:: Entries provided ::
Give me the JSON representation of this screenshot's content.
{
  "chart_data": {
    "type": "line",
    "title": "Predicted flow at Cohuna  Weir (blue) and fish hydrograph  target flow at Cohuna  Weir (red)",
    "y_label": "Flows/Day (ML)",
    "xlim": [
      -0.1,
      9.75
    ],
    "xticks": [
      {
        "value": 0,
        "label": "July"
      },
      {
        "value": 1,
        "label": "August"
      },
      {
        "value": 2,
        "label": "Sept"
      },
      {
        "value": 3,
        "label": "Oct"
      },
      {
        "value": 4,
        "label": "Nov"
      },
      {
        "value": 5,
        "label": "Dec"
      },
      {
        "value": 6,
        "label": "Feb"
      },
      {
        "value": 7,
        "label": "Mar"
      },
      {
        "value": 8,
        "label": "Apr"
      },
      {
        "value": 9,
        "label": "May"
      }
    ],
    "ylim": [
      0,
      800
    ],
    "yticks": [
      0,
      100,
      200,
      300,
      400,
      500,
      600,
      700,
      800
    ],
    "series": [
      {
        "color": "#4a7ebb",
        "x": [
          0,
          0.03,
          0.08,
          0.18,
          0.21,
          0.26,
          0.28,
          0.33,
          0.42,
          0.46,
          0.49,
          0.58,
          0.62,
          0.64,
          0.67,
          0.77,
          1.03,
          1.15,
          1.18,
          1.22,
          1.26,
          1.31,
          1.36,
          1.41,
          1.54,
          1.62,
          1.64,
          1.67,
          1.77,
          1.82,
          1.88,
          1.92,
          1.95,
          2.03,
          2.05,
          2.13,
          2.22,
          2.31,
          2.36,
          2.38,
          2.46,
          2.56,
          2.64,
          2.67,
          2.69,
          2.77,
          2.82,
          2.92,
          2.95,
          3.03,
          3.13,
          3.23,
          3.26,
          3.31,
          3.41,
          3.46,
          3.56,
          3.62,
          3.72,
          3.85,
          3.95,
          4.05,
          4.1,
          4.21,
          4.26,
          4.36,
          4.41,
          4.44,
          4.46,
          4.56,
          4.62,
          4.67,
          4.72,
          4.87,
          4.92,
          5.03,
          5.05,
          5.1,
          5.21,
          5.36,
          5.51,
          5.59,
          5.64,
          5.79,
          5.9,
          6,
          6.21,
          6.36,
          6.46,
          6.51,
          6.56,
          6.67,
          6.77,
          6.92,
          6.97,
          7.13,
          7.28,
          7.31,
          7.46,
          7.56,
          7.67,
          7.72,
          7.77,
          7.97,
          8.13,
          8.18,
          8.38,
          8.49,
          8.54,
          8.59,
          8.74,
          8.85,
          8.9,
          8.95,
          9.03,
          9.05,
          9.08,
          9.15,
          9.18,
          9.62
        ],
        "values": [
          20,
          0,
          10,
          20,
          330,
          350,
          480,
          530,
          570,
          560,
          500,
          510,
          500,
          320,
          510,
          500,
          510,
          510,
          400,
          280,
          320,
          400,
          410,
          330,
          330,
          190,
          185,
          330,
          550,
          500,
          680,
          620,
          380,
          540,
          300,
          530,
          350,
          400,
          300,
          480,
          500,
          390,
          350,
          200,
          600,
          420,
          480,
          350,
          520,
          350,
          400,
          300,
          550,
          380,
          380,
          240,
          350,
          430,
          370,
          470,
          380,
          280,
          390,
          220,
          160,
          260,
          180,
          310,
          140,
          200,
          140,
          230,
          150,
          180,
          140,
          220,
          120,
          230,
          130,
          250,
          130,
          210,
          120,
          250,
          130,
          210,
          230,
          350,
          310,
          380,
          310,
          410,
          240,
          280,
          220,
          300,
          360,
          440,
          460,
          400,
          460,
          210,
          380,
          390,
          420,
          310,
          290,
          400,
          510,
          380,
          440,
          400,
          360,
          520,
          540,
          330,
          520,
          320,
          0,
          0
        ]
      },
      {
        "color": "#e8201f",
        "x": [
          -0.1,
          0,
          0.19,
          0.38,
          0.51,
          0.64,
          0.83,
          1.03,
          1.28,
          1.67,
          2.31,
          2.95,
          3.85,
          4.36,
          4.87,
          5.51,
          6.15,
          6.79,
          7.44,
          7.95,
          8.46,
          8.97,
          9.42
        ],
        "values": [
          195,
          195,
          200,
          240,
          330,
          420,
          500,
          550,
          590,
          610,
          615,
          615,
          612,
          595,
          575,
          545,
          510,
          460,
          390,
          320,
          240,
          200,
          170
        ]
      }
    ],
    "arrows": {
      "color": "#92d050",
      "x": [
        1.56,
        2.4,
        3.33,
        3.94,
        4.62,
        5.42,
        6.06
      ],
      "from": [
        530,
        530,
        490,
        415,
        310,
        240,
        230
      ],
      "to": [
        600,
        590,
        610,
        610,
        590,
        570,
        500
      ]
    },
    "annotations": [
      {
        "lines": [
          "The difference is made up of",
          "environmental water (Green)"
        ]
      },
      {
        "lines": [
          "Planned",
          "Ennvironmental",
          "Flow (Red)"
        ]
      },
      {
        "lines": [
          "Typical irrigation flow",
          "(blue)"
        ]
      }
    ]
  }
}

:: Given task ::
From the entries above, collect every line with the string "color" in it.

:: Solution below ::
        "color": "#4a7ebb",
        "color": "#e8201f",
      "color": "#92d050",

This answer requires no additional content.